**YOUR OBJECTIVE:** Count lines, not occurrences: report how many lines in the records hold the string "train", and nothing else.

Rows from a figure dataset
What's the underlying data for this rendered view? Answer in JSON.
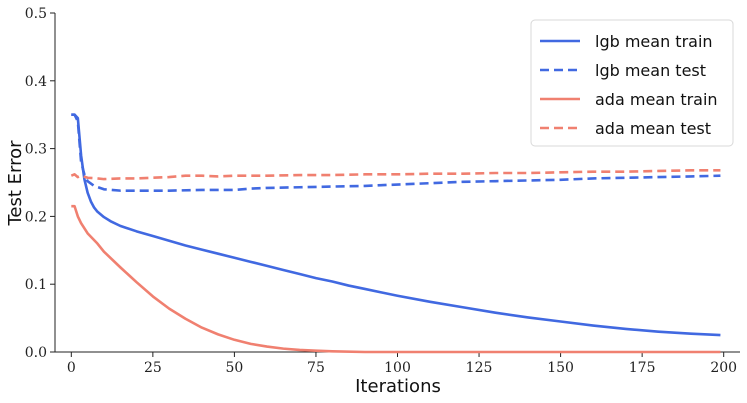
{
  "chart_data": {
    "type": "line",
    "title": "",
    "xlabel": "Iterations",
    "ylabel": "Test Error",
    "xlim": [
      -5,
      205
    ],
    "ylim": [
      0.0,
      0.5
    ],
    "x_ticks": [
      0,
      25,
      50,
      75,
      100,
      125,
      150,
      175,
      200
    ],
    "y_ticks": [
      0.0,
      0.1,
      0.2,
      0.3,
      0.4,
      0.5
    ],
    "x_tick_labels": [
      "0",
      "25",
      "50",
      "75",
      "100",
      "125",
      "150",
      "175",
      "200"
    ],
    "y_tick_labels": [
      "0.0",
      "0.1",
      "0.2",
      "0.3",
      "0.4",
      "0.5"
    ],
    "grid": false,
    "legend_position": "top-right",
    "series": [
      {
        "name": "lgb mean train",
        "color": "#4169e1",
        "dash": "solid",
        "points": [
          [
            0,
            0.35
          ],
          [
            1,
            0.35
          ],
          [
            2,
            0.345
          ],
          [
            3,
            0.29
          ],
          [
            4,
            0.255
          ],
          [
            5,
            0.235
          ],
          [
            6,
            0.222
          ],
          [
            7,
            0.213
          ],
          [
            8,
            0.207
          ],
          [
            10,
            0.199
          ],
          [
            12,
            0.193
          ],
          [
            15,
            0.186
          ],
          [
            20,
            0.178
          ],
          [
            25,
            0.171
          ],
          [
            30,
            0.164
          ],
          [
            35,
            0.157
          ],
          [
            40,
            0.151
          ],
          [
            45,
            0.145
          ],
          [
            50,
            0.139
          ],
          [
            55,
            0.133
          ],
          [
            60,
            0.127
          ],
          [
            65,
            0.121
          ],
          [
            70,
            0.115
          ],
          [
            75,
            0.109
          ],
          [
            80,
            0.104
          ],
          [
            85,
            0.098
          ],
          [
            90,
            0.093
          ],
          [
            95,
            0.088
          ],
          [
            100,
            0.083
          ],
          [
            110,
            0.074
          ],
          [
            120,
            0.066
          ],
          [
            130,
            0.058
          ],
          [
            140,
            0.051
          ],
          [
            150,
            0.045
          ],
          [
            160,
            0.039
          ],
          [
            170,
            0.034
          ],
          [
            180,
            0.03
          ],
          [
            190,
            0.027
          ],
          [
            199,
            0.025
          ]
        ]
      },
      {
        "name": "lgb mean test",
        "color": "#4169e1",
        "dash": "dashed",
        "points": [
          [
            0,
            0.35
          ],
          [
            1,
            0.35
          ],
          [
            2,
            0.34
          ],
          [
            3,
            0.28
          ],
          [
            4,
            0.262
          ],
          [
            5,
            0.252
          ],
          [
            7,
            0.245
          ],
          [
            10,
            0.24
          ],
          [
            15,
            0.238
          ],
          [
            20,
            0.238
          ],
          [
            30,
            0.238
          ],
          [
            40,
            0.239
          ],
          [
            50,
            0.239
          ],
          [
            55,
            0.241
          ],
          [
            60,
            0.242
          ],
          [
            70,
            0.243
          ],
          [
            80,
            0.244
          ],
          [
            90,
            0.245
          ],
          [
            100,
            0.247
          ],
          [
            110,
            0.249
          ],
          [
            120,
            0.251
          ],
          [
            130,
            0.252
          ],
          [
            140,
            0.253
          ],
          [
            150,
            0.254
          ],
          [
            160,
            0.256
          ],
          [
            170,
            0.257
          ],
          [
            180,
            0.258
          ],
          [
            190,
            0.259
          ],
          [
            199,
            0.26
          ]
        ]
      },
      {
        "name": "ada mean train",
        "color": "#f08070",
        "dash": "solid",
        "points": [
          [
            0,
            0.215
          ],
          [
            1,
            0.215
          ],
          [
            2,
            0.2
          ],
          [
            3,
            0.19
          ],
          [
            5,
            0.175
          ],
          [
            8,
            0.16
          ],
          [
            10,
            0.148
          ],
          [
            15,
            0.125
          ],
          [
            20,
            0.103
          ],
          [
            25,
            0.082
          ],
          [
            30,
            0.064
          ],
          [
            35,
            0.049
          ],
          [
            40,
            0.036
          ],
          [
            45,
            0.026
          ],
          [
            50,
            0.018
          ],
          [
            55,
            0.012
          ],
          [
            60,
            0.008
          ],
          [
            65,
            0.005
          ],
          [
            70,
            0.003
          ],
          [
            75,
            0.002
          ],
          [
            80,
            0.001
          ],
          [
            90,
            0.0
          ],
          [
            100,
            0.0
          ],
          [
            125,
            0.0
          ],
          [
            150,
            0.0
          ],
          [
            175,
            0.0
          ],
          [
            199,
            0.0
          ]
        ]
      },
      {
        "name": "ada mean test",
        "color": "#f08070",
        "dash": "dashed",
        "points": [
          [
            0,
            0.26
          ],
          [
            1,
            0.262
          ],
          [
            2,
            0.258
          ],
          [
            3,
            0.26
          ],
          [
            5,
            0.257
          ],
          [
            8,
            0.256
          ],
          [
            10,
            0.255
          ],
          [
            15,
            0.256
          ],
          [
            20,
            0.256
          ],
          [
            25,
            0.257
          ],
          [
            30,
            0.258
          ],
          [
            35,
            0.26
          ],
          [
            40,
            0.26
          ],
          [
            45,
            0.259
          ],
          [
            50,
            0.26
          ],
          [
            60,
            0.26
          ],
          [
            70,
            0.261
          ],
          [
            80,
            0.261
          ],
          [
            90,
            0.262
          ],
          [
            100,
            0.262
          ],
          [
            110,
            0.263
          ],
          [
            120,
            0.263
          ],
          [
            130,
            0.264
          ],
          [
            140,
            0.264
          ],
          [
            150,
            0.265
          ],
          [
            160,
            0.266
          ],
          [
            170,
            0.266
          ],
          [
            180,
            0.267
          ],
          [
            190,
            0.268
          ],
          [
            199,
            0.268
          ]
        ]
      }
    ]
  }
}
---
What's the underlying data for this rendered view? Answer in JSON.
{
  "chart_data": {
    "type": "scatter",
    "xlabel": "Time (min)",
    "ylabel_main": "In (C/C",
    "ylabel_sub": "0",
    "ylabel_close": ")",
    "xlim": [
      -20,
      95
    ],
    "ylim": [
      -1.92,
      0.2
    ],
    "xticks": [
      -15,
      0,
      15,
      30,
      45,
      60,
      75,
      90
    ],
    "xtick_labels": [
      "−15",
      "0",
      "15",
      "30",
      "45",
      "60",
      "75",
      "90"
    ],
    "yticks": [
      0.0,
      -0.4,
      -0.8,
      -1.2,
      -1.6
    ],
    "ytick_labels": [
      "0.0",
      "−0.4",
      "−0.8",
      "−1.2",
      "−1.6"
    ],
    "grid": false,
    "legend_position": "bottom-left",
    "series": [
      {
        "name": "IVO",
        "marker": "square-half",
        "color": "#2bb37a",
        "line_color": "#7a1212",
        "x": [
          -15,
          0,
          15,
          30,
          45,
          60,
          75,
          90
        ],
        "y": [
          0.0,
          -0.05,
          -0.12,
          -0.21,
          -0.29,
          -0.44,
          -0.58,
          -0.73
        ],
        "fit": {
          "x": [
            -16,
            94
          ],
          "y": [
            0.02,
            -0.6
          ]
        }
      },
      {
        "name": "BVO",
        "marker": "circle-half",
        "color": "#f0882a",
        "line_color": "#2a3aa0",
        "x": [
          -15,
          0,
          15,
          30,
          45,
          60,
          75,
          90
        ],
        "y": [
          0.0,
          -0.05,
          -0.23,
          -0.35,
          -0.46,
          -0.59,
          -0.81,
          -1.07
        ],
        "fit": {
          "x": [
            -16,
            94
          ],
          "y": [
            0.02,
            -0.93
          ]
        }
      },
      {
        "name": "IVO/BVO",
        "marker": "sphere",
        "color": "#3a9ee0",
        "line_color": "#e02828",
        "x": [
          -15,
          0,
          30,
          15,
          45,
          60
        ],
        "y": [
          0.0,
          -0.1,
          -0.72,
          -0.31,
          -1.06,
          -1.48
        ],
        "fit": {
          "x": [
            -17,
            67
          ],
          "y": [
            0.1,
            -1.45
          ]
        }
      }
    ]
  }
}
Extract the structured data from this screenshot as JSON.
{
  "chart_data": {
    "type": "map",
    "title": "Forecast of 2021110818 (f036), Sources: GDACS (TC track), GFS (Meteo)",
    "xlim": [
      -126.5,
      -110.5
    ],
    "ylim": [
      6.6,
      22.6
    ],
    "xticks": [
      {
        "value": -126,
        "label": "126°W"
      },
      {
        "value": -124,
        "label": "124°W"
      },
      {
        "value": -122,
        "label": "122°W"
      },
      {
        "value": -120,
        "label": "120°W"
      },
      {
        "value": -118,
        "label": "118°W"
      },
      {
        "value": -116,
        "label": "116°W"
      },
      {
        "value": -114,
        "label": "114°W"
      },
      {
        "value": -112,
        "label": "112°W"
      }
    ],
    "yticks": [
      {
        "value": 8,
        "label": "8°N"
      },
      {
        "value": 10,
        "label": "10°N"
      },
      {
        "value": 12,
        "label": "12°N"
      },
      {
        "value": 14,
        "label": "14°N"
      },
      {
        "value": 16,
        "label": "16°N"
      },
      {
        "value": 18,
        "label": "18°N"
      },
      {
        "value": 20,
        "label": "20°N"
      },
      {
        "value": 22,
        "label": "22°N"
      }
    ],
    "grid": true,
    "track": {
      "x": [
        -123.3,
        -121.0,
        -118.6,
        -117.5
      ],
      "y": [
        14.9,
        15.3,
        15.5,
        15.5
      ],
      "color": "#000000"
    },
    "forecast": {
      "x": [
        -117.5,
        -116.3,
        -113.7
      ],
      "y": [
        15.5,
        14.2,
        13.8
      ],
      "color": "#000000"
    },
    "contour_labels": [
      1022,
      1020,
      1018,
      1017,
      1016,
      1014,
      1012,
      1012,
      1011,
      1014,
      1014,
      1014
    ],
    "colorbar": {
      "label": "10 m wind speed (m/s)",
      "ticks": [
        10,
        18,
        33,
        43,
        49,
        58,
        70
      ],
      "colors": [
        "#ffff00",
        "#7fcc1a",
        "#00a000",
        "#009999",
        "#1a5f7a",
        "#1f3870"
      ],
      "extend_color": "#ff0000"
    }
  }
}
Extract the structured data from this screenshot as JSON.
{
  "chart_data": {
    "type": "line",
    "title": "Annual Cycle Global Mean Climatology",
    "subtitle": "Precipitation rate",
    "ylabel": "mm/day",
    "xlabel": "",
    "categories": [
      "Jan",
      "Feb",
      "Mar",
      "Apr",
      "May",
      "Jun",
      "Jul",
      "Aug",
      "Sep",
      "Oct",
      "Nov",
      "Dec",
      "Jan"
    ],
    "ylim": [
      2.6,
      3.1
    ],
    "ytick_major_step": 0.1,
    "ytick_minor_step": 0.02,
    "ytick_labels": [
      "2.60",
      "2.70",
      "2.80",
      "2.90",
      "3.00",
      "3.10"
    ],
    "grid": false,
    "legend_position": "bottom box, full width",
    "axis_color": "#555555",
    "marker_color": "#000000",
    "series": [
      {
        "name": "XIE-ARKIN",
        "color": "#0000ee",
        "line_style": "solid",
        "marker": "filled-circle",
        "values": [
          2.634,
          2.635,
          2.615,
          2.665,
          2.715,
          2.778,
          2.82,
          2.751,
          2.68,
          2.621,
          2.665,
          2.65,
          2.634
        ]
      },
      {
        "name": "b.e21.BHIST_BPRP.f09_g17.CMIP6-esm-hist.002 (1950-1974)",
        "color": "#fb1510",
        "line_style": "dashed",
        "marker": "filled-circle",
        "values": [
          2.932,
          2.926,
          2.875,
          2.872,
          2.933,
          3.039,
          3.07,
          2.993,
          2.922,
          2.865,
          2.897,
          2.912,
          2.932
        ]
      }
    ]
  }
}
==
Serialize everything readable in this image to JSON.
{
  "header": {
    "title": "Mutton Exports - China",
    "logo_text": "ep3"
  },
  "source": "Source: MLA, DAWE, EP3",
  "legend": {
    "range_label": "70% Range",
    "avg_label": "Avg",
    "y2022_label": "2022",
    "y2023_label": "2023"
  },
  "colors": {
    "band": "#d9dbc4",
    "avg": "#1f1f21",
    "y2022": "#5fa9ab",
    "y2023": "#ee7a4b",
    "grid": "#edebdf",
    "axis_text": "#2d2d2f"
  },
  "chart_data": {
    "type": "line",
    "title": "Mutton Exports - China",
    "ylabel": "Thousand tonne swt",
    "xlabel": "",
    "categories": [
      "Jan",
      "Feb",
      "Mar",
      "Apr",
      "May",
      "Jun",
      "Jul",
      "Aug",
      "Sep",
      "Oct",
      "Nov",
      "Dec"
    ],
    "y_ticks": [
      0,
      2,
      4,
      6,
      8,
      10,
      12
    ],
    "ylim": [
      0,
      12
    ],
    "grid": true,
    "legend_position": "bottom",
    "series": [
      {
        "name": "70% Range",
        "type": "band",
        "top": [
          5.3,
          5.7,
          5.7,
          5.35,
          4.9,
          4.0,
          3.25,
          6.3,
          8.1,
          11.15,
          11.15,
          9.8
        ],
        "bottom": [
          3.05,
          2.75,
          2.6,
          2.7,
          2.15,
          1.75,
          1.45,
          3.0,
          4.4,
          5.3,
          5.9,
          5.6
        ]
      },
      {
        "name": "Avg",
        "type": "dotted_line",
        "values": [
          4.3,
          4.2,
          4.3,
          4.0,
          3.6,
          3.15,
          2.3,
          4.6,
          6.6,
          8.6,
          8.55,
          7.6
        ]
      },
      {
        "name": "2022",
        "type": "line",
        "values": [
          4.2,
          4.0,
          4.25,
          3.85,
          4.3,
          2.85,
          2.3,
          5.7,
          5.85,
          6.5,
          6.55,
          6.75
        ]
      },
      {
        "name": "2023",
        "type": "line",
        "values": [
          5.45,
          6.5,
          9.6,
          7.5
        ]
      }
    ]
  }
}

**TASK SOLUTION:** 2